Write out each line in which the string "汽车行业网络广告投放费" is present.

--- start of Dataset entries ---

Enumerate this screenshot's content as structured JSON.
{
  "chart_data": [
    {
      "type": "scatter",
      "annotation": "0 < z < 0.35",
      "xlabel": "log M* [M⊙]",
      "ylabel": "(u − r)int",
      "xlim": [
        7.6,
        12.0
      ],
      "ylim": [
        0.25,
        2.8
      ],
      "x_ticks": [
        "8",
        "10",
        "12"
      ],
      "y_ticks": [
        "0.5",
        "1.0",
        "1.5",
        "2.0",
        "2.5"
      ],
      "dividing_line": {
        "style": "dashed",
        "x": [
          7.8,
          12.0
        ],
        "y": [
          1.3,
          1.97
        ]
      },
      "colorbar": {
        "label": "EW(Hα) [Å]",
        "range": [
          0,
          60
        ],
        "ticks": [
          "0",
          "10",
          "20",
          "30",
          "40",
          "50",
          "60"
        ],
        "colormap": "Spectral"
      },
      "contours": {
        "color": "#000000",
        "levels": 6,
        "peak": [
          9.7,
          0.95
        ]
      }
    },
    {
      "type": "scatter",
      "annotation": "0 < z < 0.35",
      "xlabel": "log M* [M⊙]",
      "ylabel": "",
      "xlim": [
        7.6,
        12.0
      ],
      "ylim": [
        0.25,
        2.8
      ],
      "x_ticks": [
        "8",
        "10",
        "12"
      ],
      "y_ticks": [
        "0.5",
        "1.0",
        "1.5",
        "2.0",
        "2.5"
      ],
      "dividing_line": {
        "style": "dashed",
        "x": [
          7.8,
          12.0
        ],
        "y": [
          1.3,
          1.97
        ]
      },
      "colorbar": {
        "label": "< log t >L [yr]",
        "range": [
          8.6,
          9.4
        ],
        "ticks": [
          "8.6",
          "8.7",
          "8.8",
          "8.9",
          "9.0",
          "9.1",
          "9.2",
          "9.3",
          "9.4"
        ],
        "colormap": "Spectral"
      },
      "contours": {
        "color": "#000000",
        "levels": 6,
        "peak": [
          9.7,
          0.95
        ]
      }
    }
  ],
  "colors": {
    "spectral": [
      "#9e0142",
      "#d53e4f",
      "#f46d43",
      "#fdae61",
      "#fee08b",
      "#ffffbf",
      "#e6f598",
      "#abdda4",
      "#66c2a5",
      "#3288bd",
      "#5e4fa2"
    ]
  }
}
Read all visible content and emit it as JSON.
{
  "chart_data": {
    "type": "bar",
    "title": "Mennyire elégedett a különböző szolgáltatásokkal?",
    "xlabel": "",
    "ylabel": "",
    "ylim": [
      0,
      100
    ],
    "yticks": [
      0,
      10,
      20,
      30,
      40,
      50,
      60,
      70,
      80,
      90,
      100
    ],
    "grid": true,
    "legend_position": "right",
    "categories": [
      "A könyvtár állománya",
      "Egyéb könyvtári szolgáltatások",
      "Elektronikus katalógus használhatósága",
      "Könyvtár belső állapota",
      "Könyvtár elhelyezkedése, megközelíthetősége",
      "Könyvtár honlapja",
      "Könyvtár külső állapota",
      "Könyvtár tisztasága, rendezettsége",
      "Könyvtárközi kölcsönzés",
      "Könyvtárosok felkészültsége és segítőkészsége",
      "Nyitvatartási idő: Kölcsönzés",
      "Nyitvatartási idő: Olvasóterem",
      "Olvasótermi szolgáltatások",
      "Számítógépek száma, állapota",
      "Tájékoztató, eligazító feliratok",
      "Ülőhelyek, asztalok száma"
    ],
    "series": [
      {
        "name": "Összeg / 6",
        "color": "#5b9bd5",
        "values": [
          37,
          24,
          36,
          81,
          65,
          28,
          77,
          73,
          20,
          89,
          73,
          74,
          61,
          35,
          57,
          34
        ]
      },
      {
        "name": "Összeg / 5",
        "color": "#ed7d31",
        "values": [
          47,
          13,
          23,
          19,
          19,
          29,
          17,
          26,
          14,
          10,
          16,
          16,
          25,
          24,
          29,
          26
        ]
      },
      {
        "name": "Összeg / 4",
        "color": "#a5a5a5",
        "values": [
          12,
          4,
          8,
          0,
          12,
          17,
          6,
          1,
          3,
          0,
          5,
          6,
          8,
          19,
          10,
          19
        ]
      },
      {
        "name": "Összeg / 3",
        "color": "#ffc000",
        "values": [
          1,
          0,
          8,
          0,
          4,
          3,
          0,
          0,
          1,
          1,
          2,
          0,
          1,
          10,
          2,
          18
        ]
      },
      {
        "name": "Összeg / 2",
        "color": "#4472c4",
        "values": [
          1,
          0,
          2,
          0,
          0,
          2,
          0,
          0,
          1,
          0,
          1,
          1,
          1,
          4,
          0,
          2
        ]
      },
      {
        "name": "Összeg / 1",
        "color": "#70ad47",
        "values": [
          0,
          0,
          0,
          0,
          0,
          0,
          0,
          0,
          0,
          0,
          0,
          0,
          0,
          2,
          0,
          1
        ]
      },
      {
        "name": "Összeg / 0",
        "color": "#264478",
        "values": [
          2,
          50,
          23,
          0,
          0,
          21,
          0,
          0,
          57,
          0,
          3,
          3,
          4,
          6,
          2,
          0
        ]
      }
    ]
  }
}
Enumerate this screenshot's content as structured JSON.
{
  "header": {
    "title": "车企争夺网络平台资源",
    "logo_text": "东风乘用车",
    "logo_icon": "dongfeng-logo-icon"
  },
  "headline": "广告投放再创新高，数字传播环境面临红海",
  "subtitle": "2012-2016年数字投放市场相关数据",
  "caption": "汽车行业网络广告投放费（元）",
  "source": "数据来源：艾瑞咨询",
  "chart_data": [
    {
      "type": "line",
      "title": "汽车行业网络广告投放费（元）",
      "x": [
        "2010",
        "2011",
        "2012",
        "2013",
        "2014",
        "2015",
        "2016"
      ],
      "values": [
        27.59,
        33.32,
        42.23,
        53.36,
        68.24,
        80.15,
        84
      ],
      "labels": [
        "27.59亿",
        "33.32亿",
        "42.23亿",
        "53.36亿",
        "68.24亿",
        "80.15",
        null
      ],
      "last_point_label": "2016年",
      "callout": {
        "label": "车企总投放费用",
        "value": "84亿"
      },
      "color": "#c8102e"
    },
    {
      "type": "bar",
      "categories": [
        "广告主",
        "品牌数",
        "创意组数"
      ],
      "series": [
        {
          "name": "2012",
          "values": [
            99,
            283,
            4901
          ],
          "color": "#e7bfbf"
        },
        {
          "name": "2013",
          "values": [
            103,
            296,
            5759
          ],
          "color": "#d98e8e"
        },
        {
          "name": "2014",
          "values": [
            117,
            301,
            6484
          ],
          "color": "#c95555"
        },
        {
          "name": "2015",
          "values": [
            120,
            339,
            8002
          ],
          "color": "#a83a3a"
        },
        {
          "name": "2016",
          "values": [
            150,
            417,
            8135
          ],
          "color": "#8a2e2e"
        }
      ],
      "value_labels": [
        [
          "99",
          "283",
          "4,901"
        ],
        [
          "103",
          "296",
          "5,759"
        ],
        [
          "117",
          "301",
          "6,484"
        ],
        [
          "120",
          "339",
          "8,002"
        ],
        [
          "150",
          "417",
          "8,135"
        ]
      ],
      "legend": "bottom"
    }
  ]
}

--- end of Dataset entries ---

(Task response)
  "caption": "汽车行业网络广告投放费（元）",
      "title": "汽车行业网络广告投放费（元）",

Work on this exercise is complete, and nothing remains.